From the entries below, count the lines with "summary". Write only the count.

.....

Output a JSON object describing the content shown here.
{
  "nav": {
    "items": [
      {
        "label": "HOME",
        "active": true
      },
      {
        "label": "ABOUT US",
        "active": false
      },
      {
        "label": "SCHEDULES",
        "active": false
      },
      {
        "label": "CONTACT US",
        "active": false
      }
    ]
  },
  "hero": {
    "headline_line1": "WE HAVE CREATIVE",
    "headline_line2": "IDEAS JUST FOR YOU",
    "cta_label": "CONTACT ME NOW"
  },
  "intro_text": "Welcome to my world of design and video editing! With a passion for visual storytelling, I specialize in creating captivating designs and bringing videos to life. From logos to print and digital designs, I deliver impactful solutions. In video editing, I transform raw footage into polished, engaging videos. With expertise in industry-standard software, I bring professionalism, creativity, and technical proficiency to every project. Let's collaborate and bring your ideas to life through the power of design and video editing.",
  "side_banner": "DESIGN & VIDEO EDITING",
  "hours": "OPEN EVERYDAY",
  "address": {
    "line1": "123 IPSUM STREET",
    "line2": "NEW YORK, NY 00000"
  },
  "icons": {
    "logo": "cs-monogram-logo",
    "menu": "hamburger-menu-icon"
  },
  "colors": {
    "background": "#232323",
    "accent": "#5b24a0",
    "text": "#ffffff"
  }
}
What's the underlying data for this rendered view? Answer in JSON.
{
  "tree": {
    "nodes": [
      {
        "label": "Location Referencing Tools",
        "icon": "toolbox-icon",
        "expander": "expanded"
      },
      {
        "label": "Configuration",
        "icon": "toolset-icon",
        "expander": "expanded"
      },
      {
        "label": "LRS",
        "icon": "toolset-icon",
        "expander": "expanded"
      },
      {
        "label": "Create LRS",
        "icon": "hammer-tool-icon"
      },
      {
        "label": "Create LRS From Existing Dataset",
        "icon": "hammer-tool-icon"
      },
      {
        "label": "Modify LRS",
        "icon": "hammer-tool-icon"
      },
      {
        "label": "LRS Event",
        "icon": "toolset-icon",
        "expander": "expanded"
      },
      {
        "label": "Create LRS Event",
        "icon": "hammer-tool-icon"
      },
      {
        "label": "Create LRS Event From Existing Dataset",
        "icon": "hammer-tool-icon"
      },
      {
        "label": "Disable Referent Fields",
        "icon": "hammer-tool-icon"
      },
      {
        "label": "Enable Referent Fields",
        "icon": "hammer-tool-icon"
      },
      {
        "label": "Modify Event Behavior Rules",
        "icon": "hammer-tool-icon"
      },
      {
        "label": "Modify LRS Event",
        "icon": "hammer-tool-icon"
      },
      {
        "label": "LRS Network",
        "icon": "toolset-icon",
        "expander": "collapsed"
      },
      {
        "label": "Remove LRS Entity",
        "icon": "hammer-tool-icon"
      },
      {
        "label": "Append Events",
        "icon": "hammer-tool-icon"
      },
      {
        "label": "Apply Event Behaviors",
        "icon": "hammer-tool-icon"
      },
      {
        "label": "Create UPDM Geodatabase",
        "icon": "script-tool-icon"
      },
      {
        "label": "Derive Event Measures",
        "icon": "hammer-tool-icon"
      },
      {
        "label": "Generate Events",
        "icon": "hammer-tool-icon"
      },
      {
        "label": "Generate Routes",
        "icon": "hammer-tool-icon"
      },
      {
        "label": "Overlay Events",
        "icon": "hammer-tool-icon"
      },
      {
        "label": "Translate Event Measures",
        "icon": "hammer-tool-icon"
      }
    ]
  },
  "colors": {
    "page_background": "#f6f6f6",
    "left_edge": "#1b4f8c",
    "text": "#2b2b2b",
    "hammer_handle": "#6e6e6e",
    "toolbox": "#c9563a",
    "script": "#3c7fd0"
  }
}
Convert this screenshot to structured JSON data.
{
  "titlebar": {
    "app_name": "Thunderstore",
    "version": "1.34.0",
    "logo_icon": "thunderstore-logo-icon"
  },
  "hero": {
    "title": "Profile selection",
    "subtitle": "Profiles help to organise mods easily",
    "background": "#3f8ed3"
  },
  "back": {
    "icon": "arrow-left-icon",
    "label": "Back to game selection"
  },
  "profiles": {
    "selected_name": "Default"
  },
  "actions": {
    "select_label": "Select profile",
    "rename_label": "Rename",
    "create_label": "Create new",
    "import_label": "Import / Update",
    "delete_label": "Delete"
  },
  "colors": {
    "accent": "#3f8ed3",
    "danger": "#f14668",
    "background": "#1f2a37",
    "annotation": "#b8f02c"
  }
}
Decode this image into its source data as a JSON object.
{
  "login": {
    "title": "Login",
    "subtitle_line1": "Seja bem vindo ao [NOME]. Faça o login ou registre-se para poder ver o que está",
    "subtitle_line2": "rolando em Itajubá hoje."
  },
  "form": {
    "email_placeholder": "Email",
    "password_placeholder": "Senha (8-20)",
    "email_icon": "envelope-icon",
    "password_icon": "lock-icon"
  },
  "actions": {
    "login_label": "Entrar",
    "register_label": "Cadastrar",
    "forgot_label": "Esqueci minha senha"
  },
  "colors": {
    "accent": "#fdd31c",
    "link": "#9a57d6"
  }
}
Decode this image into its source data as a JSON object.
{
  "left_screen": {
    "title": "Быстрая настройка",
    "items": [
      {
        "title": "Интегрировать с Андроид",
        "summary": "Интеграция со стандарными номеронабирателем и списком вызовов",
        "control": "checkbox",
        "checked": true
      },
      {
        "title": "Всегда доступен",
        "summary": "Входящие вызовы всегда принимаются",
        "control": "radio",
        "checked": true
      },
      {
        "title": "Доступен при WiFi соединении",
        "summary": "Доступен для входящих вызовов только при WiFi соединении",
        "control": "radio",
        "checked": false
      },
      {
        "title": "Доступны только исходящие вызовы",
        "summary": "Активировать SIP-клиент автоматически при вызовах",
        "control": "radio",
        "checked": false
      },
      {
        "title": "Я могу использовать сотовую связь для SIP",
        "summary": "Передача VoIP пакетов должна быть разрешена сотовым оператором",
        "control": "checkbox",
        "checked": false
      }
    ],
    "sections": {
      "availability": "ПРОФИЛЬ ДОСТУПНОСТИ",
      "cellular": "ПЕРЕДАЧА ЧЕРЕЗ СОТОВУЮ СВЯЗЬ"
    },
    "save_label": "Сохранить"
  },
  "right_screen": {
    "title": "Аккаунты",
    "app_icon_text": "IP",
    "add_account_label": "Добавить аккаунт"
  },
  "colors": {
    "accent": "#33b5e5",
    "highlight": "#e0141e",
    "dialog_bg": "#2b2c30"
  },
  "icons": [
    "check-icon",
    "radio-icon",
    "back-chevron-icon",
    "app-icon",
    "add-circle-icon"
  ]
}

.....

_Task response:_ 5